=== EXERCISE DATA ===
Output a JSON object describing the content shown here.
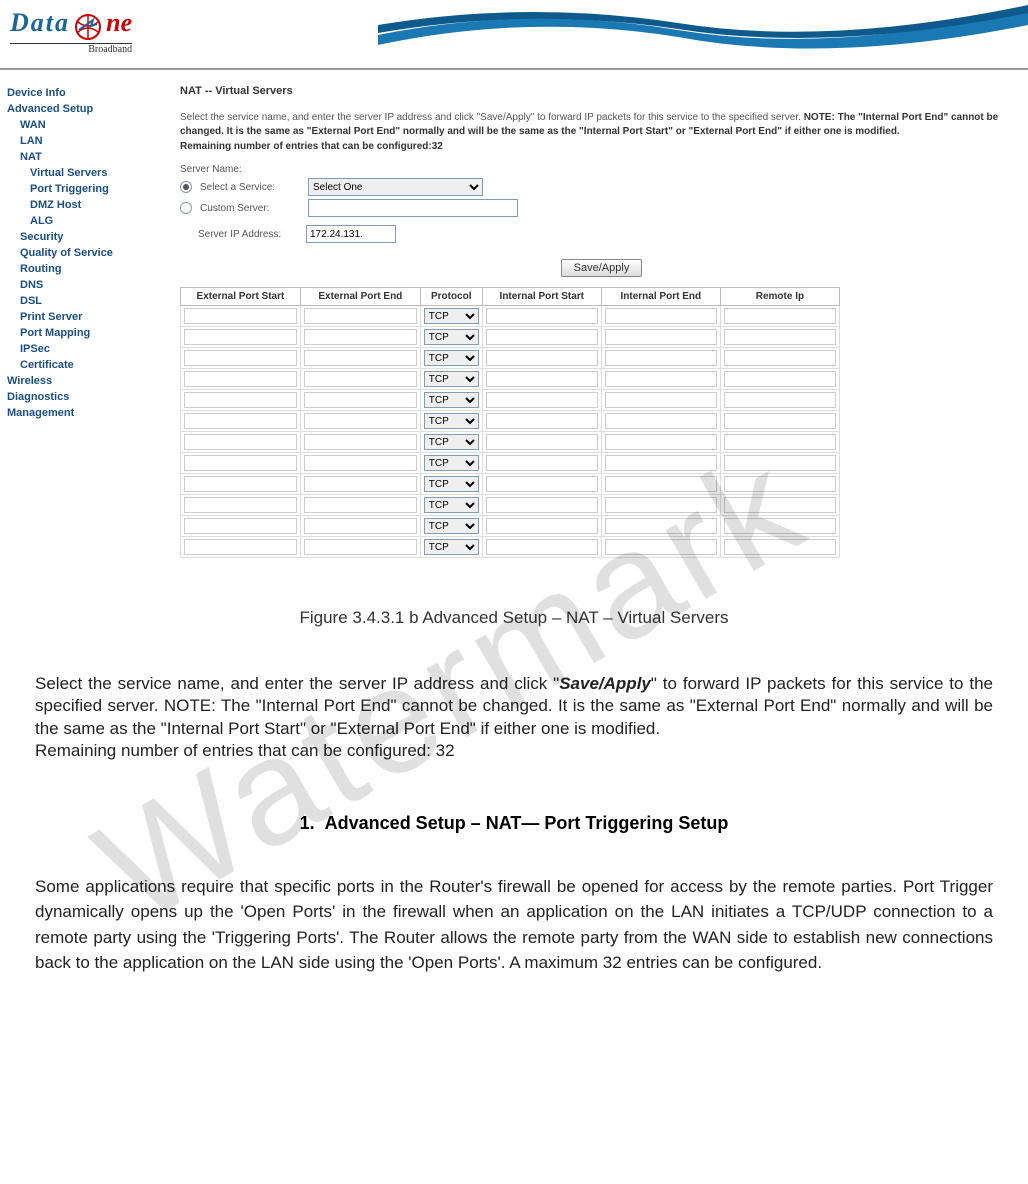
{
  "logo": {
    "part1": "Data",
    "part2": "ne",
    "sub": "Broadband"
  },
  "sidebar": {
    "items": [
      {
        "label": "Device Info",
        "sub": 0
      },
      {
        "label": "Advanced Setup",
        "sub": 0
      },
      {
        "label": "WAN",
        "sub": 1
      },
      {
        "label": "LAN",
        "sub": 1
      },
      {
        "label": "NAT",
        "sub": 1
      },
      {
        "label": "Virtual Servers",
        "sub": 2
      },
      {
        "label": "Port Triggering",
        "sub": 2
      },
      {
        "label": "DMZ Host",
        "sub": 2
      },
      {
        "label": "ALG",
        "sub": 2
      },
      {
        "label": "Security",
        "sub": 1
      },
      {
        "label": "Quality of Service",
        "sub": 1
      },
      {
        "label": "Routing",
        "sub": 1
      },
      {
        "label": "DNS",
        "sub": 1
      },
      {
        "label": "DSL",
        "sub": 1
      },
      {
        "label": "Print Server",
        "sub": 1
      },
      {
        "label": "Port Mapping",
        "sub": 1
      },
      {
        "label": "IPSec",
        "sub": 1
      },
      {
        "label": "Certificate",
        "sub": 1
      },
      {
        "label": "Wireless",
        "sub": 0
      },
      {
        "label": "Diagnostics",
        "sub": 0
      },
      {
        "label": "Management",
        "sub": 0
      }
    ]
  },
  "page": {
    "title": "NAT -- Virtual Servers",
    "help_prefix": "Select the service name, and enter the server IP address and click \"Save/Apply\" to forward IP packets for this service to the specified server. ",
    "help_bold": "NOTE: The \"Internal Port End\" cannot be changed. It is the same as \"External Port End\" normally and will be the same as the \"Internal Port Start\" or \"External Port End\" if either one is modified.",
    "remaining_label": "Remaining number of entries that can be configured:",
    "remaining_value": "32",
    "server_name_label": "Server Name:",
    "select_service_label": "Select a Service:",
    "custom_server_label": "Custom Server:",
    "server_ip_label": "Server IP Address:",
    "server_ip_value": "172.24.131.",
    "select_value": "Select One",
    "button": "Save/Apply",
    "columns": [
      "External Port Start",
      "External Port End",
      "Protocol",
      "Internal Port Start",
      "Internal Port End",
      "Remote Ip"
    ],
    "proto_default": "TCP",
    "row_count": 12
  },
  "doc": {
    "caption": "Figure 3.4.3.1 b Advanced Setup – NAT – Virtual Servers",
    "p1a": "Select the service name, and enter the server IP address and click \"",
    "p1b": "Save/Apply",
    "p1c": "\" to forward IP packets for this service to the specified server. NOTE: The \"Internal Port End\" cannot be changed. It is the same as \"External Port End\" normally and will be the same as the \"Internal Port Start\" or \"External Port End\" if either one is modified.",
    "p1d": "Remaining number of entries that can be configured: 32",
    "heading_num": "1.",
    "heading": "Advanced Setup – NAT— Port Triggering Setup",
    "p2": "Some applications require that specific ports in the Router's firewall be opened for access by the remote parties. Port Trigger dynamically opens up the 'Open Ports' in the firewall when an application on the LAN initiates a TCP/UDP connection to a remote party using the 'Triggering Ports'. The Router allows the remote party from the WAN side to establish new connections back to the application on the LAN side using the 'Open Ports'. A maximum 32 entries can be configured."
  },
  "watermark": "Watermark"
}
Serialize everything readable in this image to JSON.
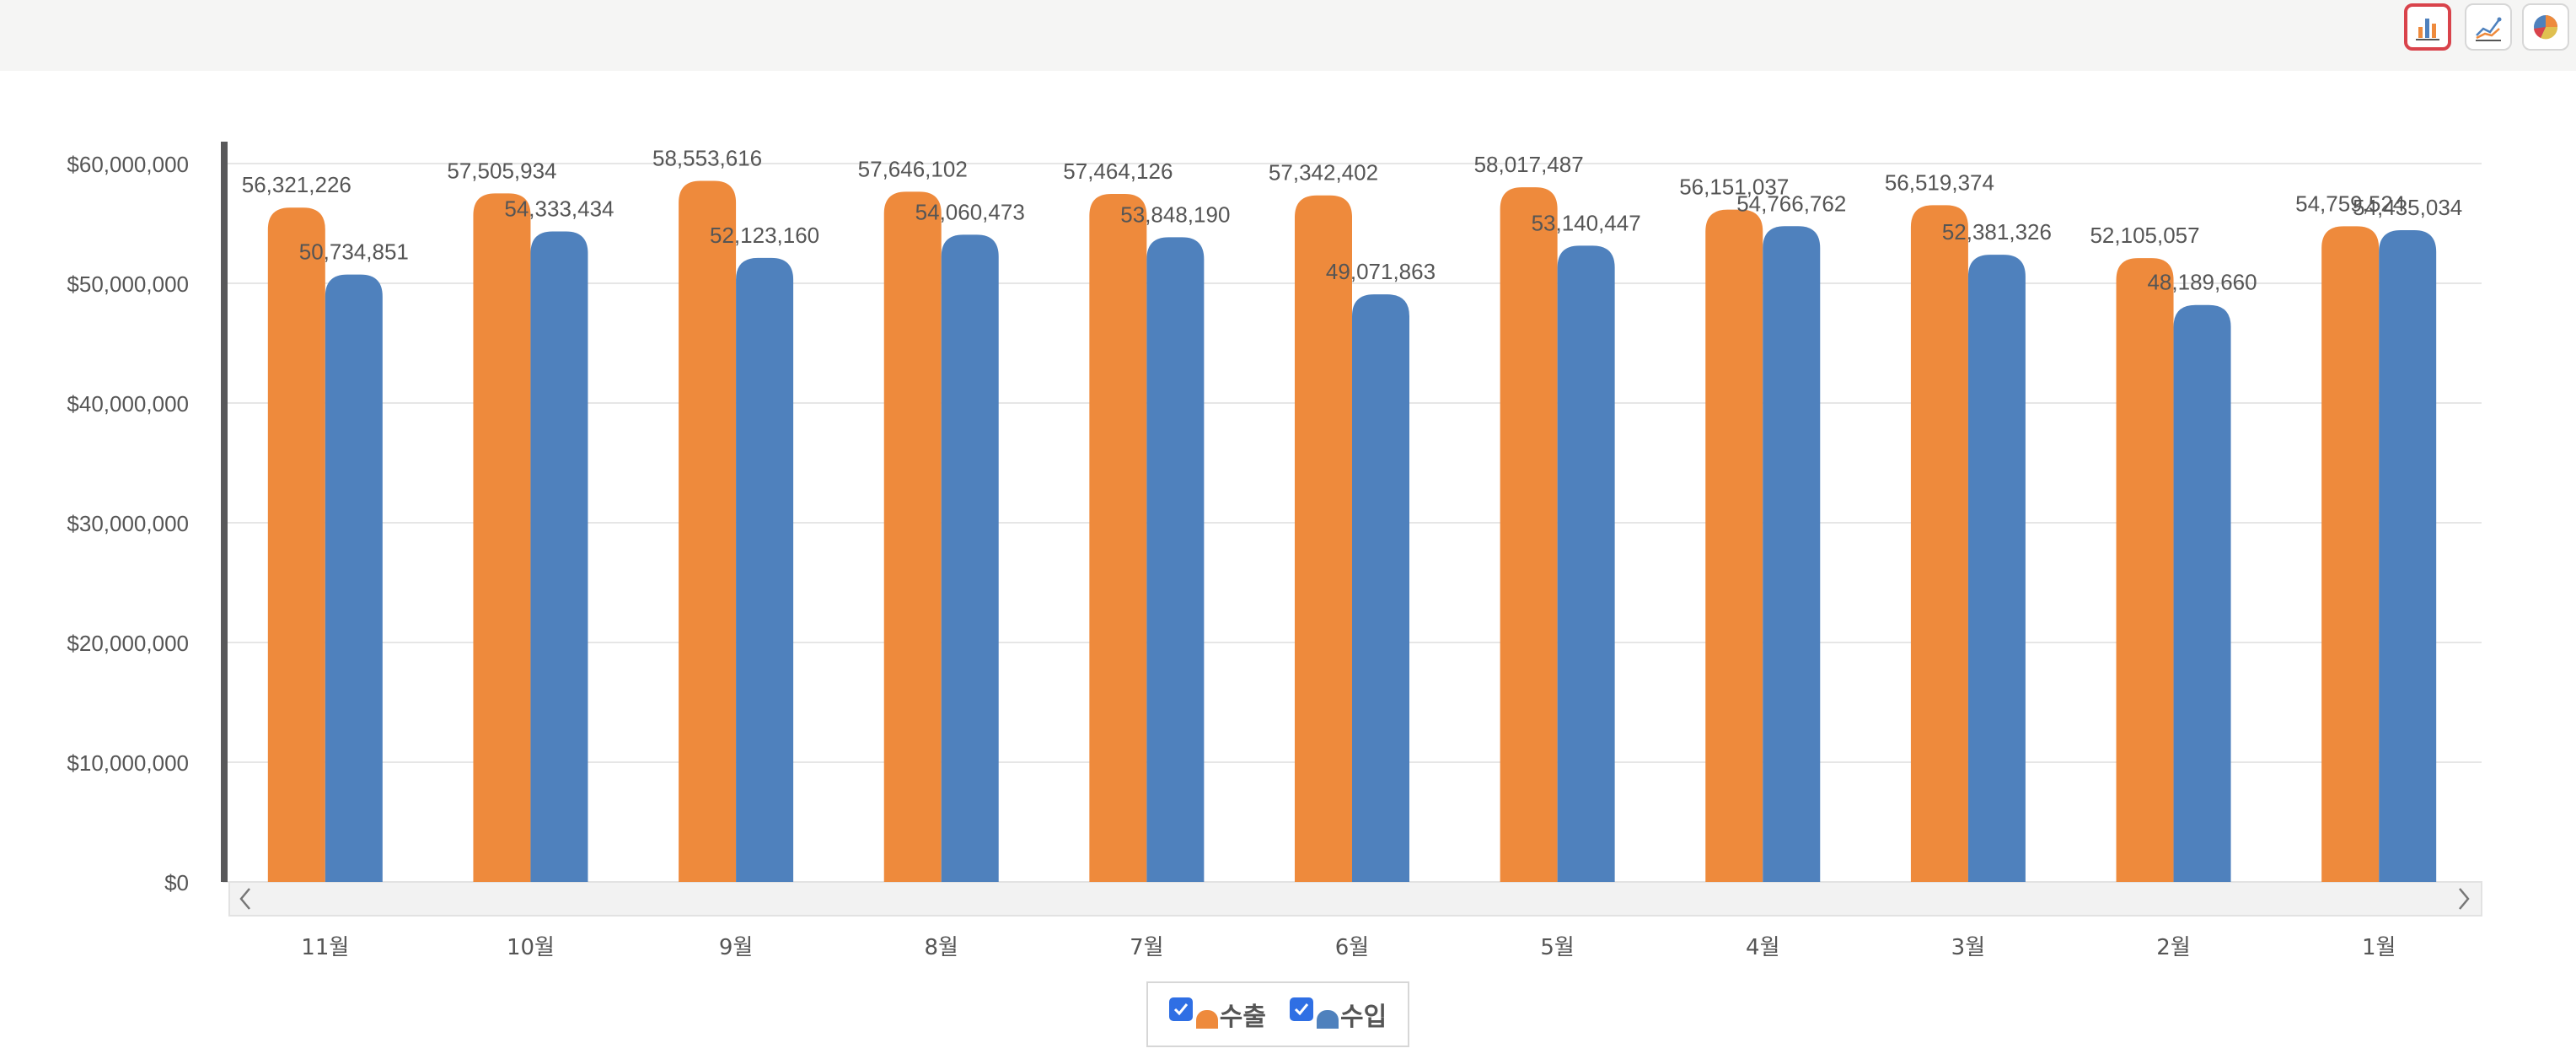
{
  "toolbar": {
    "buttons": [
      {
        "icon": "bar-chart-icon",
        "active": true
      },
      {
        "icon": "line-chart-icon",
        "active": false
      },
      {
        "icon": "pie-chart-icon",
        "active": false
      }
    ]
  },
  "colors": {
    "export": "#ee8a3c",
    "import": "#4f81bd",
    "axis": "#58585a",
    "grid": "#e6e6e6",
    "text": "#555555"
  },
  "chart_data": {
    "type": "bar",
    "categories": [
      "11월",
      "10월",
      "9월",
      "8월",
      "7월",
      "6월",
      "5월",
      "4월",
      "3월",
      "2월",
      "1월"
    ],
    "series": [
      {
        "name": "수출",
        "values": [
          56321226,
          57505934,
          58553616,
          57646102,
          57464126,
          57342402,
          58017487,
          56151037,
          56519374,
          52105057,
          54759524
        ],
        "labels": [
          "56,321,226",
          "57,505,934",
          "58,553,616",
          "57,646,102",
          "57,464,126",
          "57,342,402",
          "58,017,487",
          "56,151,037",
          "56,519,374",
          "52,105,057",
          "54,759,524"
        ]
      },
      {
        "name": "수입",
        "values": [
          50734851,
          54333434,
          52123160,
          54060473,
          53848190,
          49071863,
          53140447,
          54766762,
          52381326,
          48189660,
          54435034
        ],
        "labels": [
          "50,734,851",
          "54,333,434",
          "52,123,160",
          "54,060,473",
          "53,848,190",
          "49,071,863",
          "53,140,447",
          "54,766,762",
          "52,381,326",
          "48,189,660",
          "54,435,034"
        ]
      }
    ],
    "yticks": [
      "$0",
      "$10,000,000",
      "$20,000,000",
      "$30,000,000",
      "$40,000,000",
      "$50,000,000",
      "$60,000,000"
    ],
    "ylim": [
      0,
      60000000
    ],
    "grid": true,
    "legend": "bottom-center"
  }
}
===
• PROBLEM DESCRIPTION
Which lines in the records above contain the string "Save"? Copy each one.

• COMPLETE OUTPUT
    "help_prefix": "Select the service name, and enter the server IP address and click \"Save/Apply\" to forward IP packets for this service to the specified server. ",
    "button": "Save/Apply",
    "p1b": "Save/Apply",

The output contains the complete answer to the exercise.